◆ WHAT YOU HAVE TO DO
Each line of the material below that holds the word "battery" needs to be copied.
* BEGIN DATA SUPPLIED *
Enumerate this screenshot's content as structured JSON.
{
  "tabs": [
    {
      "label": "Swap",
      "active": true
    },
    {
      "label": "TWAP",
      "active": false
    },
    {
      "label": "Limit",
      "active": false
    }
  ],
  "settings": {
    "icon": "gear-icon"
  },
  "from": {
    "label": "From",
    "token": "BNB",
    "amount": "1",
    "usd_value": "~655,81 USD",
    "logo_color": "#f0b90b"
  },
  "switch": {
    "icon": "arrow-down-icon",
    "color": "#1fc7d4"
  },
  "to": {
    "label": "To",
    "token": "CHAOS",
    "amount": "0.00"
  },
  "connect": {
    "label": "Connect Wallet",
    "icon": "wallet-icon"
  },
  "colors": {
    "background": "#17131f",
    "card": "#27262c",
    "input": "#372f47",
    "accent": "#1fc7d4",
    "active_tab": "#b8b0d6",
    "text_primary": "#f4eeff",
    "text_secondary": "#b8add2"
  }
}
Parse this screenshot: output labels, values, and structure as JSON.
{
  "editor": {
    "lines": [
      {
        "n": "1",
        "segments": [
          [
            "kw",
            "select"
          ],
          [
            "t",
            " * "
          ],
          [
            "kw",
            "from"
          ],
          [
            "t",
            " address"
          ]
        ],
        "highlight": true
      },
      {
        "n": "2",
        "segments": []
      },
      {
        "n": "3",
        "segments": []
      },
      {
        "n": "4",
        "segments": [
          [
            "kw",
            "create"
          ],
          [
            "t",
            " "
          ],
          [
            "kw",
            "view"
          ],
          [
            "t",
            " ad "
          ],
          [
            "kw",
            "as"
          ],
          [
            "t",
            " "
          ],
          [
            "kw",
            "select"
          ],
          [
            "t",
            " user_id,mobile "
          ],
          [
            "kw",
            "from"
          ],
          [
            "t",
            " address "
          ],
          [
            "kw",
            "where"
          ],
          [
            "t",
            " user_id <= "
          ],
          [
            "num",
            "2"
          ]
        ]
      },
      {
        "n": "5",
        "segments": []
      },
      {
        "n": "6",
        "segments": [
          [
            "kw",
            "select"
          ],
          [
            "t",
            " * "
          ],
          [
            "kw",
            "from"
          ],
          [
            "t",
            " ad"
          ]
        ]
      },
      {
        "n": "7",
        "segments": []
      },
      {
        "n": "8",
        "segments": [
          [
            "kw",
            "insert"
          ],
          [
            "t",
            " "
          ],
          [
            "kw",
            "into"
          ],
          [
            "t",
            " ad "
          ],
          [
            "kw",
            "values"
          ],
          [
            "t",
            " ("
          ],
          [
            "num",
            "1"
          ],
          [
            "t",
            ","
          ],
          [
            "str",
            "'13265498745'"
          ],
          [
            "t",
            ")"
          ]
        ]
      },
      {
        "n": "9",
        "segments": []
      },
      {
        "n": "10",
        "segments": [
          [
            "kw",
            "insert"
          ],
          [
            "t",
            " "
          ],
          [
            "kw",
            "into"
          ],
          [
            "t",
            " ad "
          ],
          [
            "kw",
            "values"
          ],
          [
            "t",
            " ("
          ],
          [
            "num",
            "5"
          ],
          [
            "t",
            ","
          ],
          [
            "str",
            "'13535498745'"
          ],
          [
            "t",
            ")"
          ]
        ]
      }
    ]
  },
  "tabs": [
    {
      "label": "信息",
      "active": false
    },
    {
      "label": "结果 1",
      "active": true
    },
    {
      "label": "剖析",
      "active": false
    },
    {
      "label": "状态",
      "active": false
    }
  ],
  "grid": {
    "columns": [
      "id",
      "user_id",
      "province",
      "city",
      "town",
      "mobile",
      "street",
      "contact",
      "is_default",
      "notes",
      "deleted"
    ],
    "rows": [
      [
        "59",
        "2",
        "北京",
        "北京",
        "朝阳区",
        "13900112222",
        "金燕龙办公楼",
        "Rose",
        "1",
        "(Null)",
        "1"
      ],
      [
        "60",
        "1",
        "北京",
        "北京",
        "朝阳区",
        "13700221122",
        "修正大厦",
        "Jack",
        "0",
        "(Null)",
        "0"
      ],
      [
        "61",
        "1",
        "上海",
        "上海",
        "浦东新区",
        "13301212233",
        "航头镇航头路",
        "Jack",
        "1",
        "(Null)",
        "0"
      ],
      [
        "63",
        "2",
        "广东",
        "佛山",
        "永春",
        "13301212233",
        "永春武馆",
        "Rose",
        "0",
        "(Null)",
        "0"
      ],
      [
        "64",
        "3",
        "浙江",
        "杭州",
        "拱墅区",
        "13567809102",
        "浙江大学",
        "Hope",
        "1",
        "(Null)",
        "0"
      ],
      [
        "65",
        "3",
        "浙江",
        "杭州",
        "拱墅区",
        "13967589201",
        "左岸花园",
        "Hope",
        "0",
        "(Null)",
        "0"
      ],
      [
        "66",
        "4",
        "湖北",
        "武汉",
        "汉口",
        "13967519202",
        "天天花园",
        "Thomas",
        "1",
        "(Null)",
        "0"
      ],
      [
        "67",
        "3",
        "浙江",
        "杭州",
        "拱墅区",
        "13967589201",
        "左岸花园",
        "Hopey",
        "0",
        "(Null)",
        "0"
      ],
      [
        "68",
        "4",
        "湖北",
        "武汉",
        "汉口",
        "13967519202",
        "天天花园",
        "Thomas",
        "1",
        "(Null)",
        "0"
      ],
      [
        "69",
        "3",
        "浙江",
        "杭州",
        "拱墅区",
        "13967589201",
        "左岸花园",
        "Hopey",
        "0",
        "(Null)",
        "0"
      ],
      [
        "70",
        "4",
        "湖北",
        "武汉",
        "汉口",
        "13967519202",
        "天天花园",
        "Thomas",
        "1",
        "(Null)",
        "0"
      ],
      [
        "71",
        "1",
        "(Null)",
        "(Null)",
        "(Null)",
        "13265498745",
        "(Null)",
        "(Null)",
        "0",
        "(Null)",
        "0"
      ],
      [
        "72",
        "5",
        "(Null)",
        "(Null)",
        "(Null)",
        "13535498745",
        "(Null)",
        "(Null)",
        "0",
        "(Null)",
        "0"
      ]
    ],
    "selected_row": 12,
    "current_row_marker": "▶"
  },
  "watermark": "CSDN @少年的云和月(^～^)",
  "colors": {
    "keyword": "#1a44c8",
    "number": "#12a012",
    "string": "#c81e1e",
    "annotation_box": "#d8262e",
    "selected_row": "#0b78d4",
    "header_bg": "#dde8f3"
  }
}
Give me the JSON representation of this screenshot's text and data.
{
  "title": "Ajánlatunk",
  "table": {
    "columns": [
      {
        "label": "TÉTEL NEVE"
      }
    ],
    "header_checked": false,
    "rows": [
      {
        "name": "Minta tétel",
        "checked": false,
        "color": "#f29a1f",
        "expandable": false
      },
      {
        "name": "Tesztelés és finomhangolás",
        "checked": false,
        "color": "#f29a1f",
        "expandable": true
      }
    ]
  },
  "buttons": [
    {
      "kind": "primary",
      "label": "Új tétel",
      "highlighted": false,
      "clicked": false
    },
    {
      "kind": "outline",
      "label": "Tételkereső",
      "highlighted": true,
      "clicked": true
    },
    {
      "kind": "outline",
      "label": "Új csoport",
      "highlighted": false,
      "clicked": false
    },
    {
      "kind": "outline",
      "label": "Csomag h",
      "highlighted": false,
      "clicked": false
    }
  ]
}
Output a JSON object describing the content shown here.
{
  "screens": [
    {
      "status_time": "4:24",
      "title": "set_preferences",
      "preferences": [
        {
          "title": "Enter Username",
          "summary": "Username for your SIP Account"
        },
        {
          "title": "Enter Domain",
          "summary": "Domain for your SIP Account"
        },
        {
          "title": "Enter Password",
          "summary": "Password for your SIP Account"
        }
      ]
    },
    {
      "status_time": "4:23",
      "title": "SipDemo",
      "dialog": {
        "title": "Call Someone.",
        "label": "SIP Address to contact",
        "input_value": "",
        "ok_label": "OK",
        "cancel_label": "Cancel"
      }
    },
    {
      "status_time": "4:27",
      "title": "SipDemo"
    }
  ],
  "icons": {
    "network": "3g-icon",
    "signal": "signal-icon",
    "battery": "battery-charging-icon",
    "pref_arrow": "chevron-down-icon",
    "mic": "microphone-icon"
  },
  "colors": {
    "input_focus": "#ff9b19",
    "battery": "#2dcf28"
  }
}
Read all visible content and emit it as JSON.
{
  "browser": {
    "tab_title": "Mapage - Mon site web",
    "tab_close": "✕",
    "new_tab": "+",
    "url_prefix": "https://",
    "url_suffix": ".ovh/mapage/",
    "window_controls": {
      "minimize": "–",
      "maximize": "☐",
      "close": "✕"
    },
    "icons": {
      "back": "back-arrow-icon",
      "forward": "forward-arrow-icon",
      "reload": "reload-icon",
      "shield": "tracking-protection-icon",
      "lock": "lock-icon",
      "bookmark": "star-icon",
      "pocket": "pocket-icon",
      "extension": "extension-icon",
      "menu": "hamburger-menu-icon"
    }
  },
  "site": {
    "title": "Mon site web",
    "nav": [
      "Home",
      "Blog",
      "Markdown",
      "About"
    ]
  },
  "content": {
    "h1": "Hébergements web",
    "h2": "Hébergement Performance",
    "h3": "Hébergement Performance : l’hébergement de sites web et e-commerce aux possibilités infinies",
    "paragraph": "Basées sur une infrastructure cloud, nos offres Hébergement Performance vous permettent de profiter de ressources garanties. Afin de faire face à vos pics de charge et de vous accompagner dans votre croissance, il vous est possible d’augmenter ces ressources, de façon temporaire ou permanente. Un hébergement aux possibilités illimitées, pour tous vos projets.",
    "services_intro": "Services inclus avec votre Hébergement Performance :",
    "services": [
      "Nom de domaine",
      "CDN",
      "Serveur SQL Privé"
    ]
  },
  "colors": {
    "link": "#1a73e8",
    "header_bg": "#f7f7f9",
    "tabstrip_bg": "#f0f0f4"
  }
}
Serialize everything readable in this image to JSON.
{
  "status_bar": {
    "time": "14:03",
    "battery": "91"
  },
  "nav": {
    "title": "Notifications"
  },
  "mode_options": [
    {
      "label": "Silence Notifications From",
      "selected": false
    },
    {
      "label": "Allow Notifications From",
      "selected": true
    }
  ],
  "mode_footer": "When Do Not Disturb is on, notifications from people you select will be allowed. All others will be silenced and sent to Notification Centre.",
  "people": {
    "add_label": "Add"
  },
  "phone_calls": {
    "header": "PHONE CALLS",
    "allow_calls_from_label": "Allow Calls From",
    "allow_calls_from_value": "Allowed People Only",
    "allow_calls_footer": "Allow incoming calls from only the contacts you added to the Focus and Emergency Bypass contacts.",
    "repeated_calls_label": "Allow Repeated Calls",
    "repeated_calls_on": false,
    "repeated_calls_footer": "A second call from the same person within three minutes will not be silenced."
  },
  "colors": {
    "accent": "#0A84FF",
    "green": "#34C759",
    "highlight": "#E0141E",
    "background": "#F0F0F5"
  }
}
* END DATA SUPPLIED *
◆ RESPONSE TO THE TASK
    "battery": "battery-charging-icon",
    "battery": "#2dcf28"
    "battery": "91"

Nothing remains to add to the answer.